> **PASSAGE SHOWN**
You ever have one of those moments where you realize you are exactly where you want to be but have absolutely no right to be there?
I blame everything on The Who circa 1979.
If not for the short sided manner and absolute idiocracy involved in putting this venue together, perhaps Cincinnati might have been a more interesting city to spend my late teens in; thus inspiring me, and fueling the drive for creative happiness instead of breeding apathy.
Having come to the Queen City after living in a small Texas town, I didn’t know Cincinnati was a boring, vanilla little city. Compared to what I had been calling home; Cincinnati’s few dens of vice, debauchery, and artistic expression were like walking into a buffet of delicate eastern fruits and spices compared to the steak and potatoes life I had in southeast Texas.
I partied from the dark industrial haven of the Warehouse; hidden amongst the beaten tenements and boarded over shops of Over the Rhine, to the endless coffee houses up in Clifton and its numerous grimy bars and venues on short Vine. In those hardcore, let loose years; I indulged my Wildean desires all over Cincinnati and Northern Kentucky, forming a rock solid foundation for a lifetime of bohemian-style living and unfortunate decision making.
The one thing I never found there was a real connection to people that had the dream and drive to break free of their ordinary monotonous lives and strive for the stars. Instead I always seemed to find myself entangled with those perfectly happy to accept their fate in life, to bow down and accept the status quo; which I always felt was the worst possible fate any human could endure.
Don’t get me wrong, I have friends back there that have tried desperately to grasp hold of their dreams but not one of them are “living the life”. I am glad I spent my late teens and early twenties in Cincinnati; the lives we lead make us who we are, but when I think about how different my life might have been if I had spent the same time in a town like Minneapolis…Ahhh, the “what if’s” kick in and the “perhaps my life could have turned out very differently” syndrome takes over.
Since I have moved to this town; although I may grump and moan about the weather, I have been involved with some of the smartest, most interesting people I have met in my life while enjoying extraordinary events that I only dreamt about sitting in my little one room apartment back in “513”.
Where is this all leading you ask?
I know this may seem insane; what with my active history of participating in such past times as the Rocky Horror Picture Show, Renaissance Faire, and live action role playing of the Vampire variety; last weekend, after a lifetime of waiting, I finally got to attend a real convention!
Convergence, with its long and storied past, has been on my must do list ever since we moved to the Twin Cities. As you can imagine, the costs involved with attending such an event kept a middle aged dad with two kids from going when I was employed and had a real income. Now…
Let’s put it this way, going to Convergence a week ago was like a fevered dream; not quite completely out of reach like SDCC, DragonCon, Emerald City Comi-con, or a bong and a blintze with Kevin Smith, but far enough away that I don’t seriously grump about not getting to go anymore.

> **MATERIAL PROVIDED**
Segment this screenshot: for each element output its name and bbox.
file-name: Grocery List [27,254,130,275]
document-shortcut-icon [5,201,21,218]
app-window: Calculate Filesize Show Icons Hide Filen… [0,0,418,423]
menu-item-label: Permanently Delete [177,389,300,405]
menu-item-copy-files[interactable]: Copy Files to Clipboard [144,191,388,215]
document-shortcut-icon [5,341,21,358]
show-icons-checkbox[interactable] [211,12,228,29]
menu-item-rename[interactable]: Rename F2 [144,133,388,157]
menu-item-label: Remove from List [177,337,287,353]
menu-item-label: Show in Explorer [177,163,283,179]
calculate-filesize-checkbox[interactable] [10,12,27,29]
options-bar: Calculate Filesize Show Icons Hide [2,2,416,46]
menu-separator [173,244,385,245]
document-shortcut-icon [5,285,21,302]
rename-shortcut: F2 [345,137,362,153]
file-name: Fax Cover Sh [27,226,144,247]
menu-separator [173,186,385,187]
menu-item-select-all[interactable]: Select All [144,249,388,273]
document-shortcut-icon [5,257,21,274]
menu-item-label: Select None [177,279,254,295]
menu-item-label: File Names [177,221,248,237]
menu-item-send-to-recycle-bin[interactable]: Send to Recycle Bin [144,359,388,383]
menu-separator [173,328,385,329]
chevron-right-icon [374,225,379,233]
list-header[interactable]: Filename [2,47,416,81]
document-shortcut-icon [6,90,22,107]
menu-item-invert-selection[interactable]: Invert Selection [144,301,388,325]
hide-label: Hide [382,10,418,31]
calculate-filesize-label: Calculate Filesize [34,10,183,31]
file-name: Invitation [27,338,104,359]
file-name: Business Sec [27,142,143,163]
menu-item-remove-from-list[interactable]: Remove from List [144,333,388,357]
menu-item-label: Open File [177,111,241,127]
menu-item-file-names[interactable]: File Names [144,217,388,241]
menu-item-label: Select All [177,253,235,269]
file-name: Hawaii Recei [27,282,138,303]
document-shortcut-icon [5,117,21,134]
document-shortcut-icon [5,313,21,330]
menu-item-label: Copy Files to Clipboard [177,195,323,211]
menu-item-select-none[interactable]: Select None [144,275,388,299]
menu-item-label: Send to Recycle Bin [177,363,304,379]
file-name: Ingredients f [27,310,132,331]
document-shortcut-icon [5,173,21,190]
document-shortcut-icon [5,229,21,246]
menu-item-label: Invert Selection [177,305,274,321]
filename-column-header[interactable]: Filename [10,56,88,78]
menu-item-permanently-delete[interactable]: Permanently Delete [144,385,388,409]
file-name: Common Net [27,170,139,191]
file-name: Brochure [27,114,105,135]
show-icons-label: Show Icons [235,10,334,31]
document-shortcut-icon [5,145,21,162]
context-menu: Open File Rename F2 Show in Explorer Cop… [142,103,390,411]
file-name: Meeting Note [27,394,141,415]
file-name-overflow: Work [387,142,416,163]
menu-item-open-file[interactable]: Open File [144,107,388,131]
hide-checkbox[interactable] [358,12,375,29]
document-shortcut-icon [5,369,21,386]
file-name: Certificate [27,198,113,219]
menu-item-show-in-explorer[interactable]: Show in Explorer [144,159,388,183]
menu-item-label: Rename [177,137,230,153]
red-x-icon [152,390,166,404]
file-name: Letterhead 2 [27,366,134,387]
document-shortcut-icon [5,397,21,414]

> **WRITTEN TASK**
Carry on the personal essay about finally getting to the Convergence convention, starting right after its last sentence.

> **FINAL ANSWER**
Imagine the surprise on my face (or check out this tweet I posted shortly after) when I got hit with that “look at what I pulled just for you” the Wednesday before opening weekend. Like the great partner she is, Barb is constantly trying to free me of my self-imposed, hermit-like lifestyle; pushing me, as much as I will allow, to step out into the unyielding glare of the world social.
Generally, this is a losing proposition for her but she had the best hand this time and knew it; this was an event I would never refuse.
Although not the connoisseur (or junkie, depending on how you look at it) of sci/fi-fantasy and its culture as I am, do not let Barb Abney fool you. I have watched as this woman has gleefully sat through hours of cheese ball golden age classics and hardcore modern masterpieces, (although, she’s not fond of the acting style of Sean Young, so stay away from Blade Runner; stick with anything made in the late seventies or early eighties and you should be safe.) This woman knows her stuff.
I am more than certain that if the nature of her love and obsession were not music, Barb would be able to quip philosophically in any geek debate with the most nerdcore just as easily as she does now about music.
So Saturday comes and despite my normal nervous anxiety, we ventured forth; diving deep into the land of magical cos-players, intellectual battles of will, excessive card playing, expensive merchandise, and alcohol fueled release all wrapped up in one Dionysian weekend. It was everything I had hoped for and more, as I found myself relaxed and comfortable in a way I haven’t been out in public for years.
Warning: Despite the fact that I will be getting to the point shortly, the next section may sound a bit fanboy-like. It is not intentionally meant that way and I apologize for any discomfort this might cause.
I stood mere feet away from Miss Bonnie Burton, and although I was too nervous to actually say “boo”, I couldn’t help but feel real joy in my surroundings. As the day turned into evening; the time when my body generally becomes achy and I start to crave the creature comforts of my home, I found myself still raring to go which led to a very interesting encounter; the very same encounter that fueled this week’s blog post.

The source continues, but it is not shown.